Required work:
Give the data again exactly as written, skipping any pictures.
□ □ □ □ □
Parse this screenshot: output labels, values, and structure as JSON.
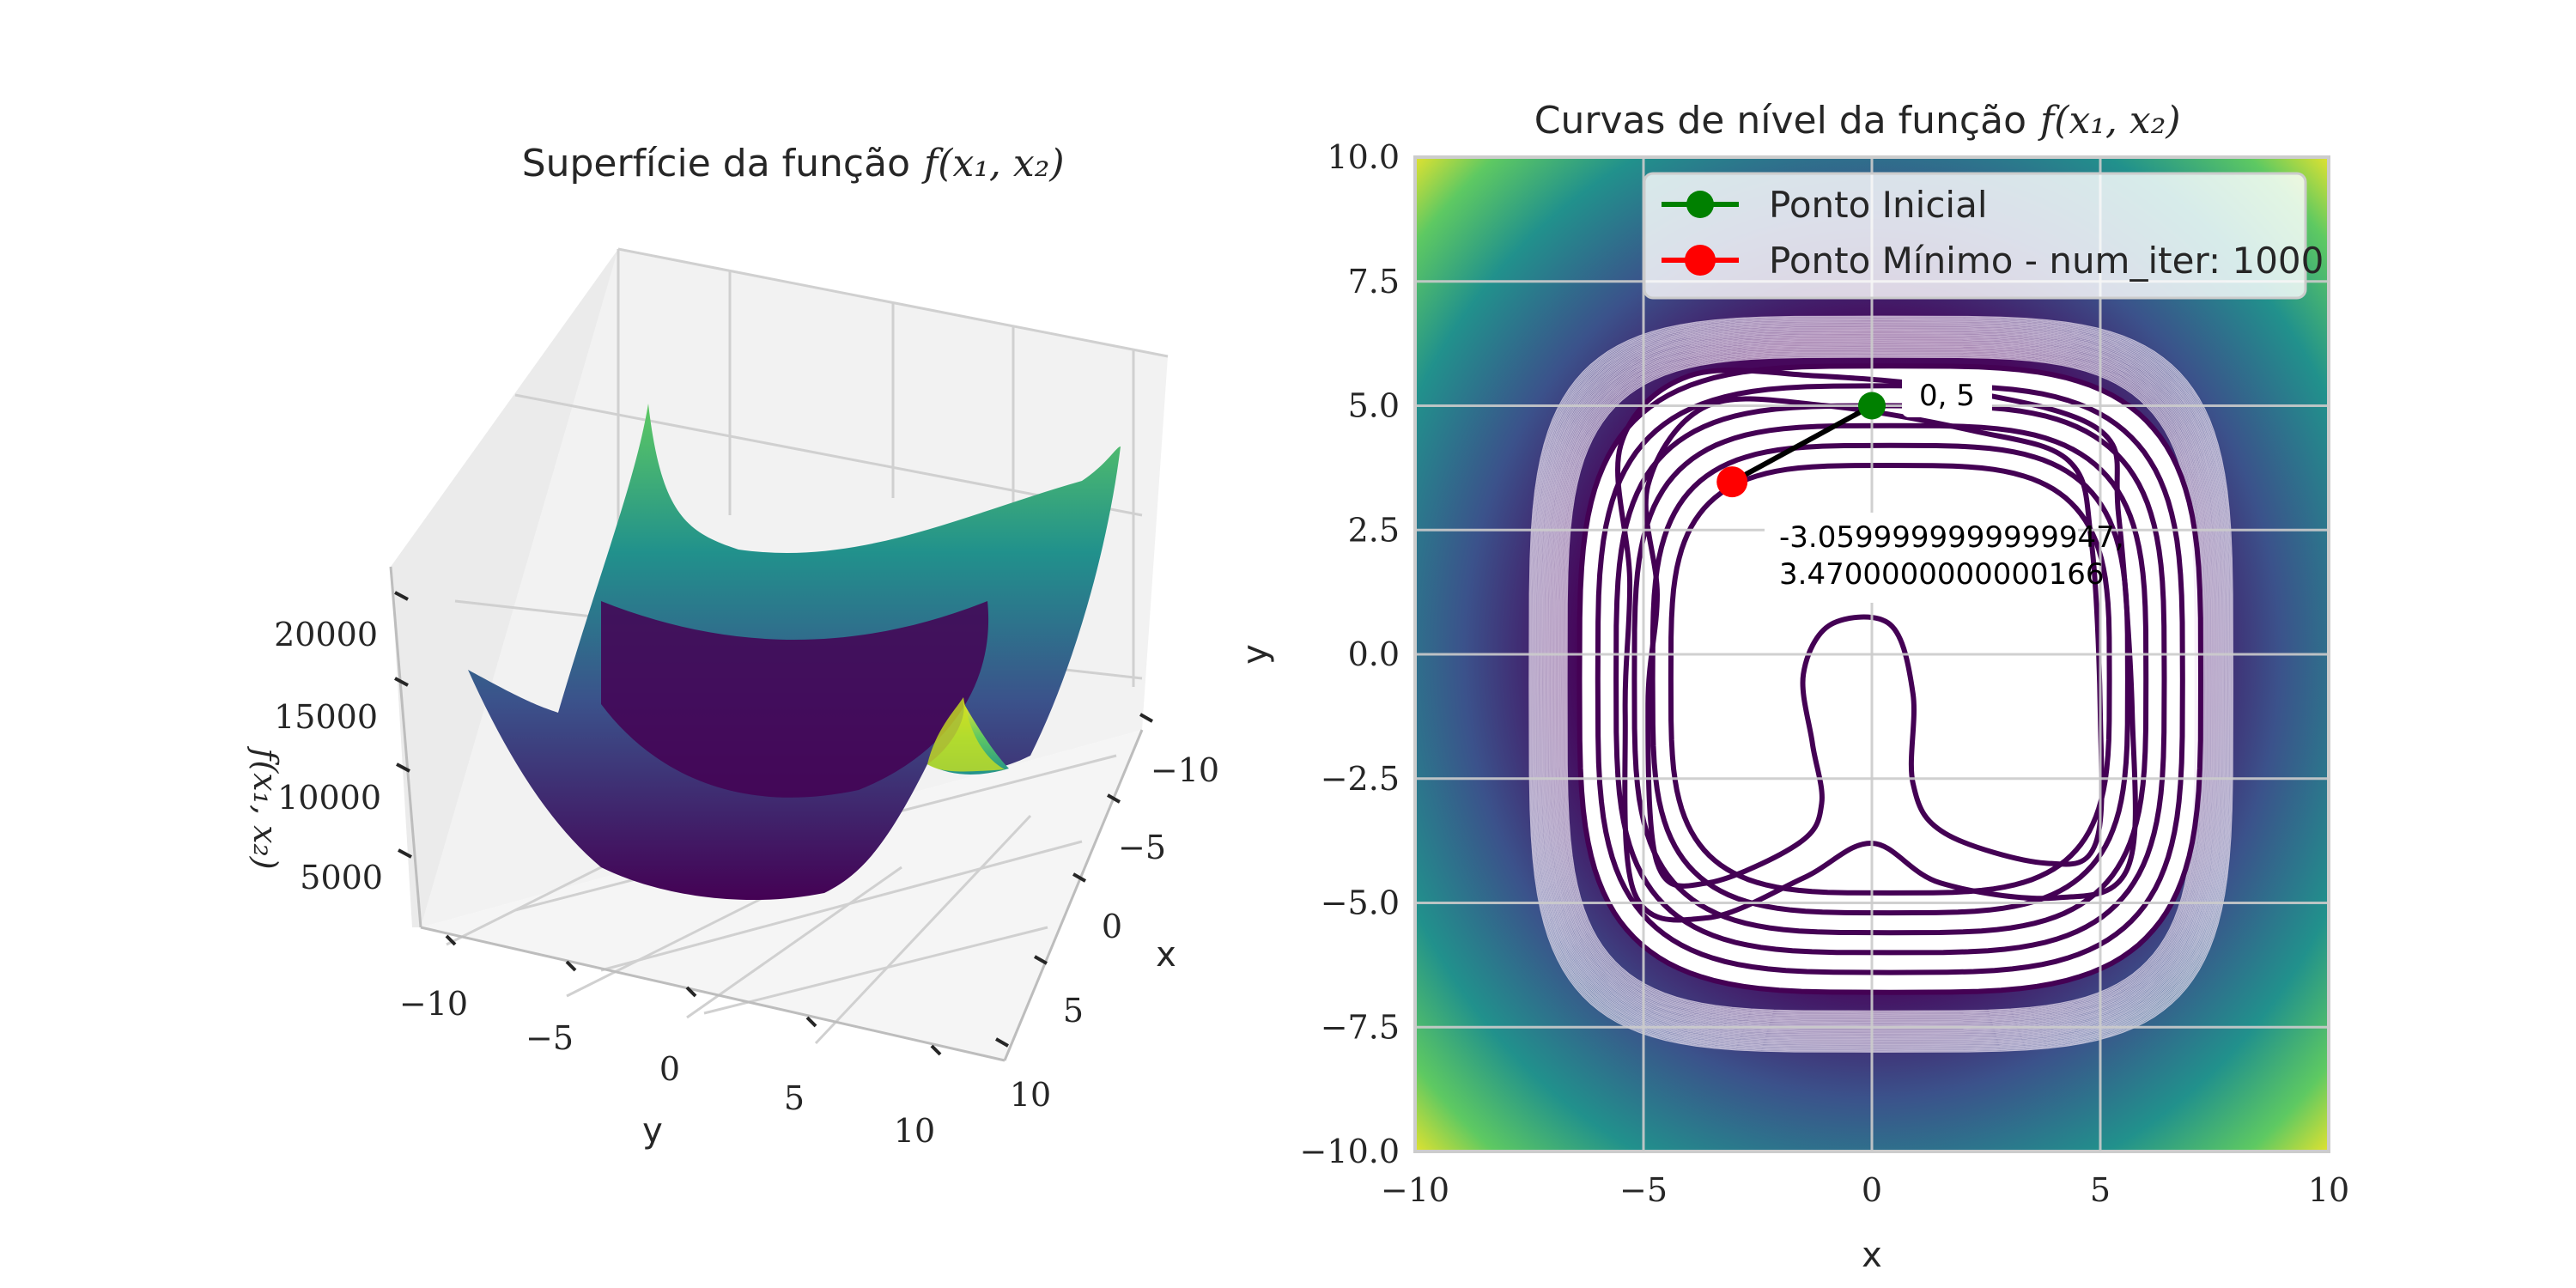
{
  "chart_data": [
    {
      "type": "surface",
      "title_prefix": "Superfície da função",
      "title_math": "f(x₁, x₂)",
      "xlabel": "x",
      "ylabel": "y",
      "zlabel": "f(x₁, x₂)",
      "x_ticks": [
        "−10",
        "−5",
        "0",
        "5",
        "10"
      ],
      "y_ticks": [
        "−10",
        "−5",
        "0",
        "5",
        "10"
      ],
      "z_ticks": [
        "5000",
        "10000",
        "15000",
        "20000"
      ],
      "xlim": [
        -10,
        10
      ],
      "ylim": [
        -10,
        10
      ],
      "colormap": "viridis"
    },
    {
      "type": "contour",
      "title_prefix": "Curvas de nível da função",
      "title_math": "f(x₁, x₂)",
      "xlabel": "x",
      "ylabel": "y",
      "xlim": [
        -10,
        10
      ],
      "ylim": [
        -10,
        10
      ],
      "x_ticks": [
        "−10",
        "−5",
        "0",
        "5",
        "10"
      ],
      "y_ticks": [
        "10.0",
        "7.5",
        "5.0",
        "2.5",
        "0.0",
        "−2.5",
        "−5.0",
        "−7.5",
        "−10.0"
      ],
      "grid": true,
      "legend_position": "top-right",
      "colormap": "viridis",
      "legend": [
        {
          "label": "Ponto Inicial",
          "color": "#008000"
        },
        {
          "label": "Ponto Mínimo - num_iter: 1000",
          "color": "#ff0000"
        }
      ],
      "points": [
        {
          "name": "Ponto Inicial",
          "x": 0,
          "y": 5,
          "label": "0, 5",
          "color": "#008000"
        },
        {
          "name": "Ponto Mínimo",
          "x": -3.0599999999999947,
          "y": 3.4700000000000166,
          "label_line1": "-3.0599999999999947,",
          "label_line2": "3.4700000000000166",
          "color": "#ff0000"
        }
      ],
      "num_iter": 1000
    }
  ]
}
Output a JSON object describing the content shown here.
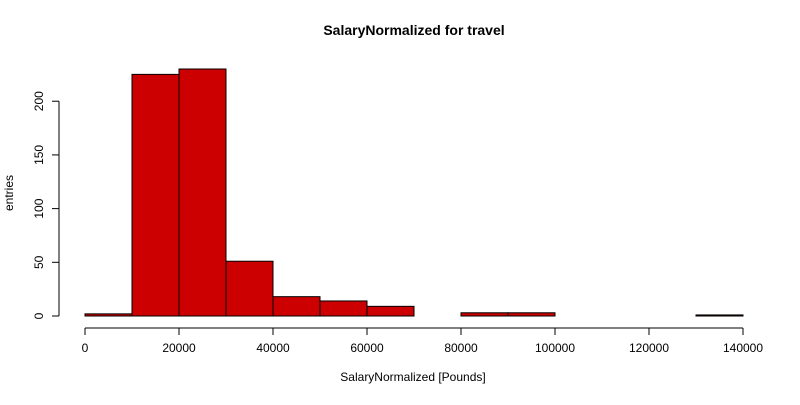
{
  "chart_data": {
    "type": "bar",
    "title": "SalaryNormalized for travel",
    "xlabel": "SalaryNormalized [Pounds]",
    "ylabel": "entries",
    "bin_edges": [
      0,
      10000,
      20000,
      30000,
      40000,
      50000,
      60000,
      70000,
      80000,
      90000,
      100000,
      110000,
      120000,
      130000,
      140000
    ],
    "values": [
      2,
      225,
      230,
      51,
      18,
      14,
      9,
      0,
      3,
      3,
      0,
      0,
      0,
      1
    ],
    "xlim": [
      0,
      140000
    ],
    "ylim": [
      0,
      230
    ],
    "x_ticks": [
      0,
      20000,
      40000,
      60000,
      80000,
      100000,
      120000,
      140000
    ],
    "x_tick_labels": [
      "0",
      "20000",
      "40000",
      "60000",
      "80000",
      "100000",
      "120000",
      "140000"
    ],
    "y_ticks": [
      0,
      50,
      100,
      150,
      200
    ],
    "y_tick_labels": [
      "0",
      "50",
      "100",
      "150",
      "200"
    ],
    "bar_color": "#cc0000",
    "grid": false,
    "legend": "none"
  }
}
□ □ □ □ □
Answer to the exercise:
Parse this screenshot: output labels, values, and structure as JSON.
{
  "chart_data": [
    {
      "type": "surface",
      "title_prefix": "Superfície da função",
      "title_math": "f(x₁, x₂)",
      "xlabel": "x",
      "ylabel": "y",
      "zlabel": "f(x₁, x₂)",
      "x_ticks": [
        "−10",
        "−5",
        "0",
        "5",
        "10"
      ],
      "y_ticks": [
        "−10",
        "−5",
        "0",
        "5",
        "10"
      ],
      "z_ticks": [
        "5000",
        "10000",
        "15000",
        "20000"
      ],
      "xlim": [
        -10,
        10
      ],
      "ylim": [
        -10,
        10
      ],
      "colormap": "viridis"
    },
    {
      "type": "contour",
      "title_prefix": "Curvas de nível da função",
      "title_math": "f(x₁, x₂)",
      "xlabel": "x",
      "ylabel": "y",
      "xlim": [
        -10,
        10
      ],
      "ylim": [
        -10,
        10
      ],
      "x_ticks": [
        "−10",
        "−5",
        "0",
        "5",
        "10"
      ],
      "y_ticks": [
        "10.0",
        "7.5",
        "5.0",
        "2.5",
        "0.0",
        "−2.5",
        "−5.0",
        "−7.5",
        "−10.0"
      ],
      "grid": true,
      "legend_position": "top-right",
      "colormap": "viridis",
      "legend": [
        {
          "label": "Ponto Inicial",
          "color": "#008000"
        },
        {
          "label": "Ponto Mínimo - num_iter: 1000",
          "color": "#ff0000"
        }
      ],
      "points": [
        {
          "name": "Ponto Inicial",
          "x": 0,
          "y": 5,
          "label": "0, 5",
          "color": "#008000"
        },
        {
          "name": "Ponto Mínimo",
          "x": -3.0599999999999947,
          "y": 3.4700000000000166,
          "label_line1": "-3.0599999999999947,",
          "label_line2": "3.4700000000000166",
          "color": "#ff0000"
        }
      ],
      "num_iter": 1000
    }
  ]
}
Output a JSON object describing the content shown here.
{
  "chart_data": {
    "type": "bar",
    "title": "SalaryNormalized for travel",
    "xlabel": "SalaryNormalized [Pounds]",
    "ylabel": "entries",
    "bin_edges": [
      0,
      10000,
      20000,
      30000,
      40000,
      50000,
      60000,
      70000,
      80000,
      90000,
      100000,
      110000,
      120000,
      130000,
      140000
    ],
    "values": [
      2,
      225,
      230,
      51,
      18,
      14,
      9,
      0,
      3,
      3,
      0,
      0,
      0,
      1
    ],
    "xlim": [
      0,
      140000
    ],
    "ylim": [
      0,
      230
    ],
    "x_ticks": [
      0,
      20000,
      40000,
      60000,
      80000,
      100000,
      120000,
      140000
    ],
    "x_tick_labels": [
      "0",
      "20000",
      "40000",
      "60000",
      "80000",
      "100000",
      "120000",
      "140000"
    ],
    "y_ticks": [
      0,
      50,
      100,
      150,
      200
    ],
    "y_tick_labels": [
      "0",
      "50",
      "100",
      "150",
      "200"
    ],
    "bar_color": "#cc0000",
    "grid": false,
    "legend": "none"
  }
}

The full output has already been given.